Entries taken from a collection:

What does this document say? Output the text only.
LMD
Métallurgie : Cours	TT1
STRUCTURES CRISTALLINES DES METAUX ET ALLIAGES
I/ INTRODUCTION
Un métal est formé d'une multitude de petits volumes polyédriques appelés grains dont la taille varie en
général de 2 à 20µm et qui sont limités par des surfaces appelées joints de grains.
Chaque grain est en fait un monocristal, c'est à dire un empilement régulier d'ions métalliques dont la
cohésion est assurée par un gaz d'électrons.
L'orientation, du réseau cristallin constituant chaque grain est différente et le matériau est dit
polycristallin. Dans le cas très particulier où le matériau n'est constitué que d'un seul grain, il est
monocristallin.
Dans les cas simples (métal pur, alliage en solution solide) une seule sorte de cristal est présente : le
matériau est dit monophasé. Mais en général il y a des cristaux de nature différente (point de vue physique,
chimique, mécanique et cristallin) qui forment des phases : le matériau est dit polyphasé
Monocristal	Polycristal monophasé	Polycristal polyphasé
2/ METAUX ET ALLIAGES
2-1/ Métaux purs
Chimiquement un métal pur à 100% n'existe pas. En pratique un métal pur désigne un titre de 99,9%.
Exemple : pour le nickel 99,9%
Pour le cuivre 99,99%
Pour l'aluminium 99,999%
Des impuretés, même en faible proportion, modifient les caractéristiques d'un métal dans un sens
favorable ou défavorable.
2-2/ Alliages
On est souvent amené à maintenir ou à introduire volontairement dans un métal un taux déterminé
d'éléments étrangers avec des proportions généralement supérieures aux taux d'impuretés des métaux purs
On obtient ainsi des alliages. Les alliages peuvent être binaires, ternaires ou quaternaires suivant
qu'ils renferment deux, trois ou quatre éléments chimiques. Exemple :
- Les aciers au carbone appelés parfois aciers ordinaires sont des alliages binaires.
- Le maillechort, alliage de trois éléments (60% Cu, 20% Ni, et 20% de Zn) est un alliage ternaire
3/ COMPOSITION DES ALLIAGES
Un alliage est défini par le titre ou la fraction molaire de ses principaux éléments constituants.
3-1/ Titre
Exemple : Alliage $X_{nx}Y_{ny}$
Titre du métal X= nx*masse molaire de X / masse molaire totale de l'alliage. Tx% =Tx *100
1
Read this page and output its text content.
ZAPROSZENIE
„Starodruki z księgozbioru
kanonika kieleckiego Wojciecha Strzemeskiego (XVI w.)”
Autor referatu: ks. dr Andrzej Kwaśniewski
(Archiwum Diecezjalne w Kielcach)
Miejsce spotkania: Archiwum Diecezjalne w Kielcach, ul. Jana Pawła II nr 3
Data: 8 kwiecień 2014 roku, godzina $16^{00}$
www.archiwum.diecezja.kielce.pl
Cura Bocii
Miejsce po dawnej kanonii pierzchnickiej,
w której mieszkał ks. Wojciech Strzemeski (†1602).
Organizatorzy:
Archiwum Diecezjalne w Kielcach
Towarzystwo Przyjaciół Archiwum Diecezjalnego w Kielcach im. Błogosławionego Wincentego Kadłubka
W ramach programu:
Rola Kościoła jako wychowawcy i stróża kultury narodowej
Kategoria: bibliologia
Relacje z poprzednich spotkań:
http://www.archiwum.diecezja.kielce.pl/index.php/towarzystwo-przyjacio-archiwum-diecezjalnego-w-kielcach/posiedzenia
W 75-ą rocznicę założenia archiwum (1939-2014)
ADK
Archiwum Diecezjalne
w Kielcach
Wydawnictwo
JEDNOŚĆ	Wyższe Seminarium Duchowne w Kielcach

**Given problem:**
Check each line of the listing above for the string "grains", then report only how many lines have it.

**Response to this task:**
2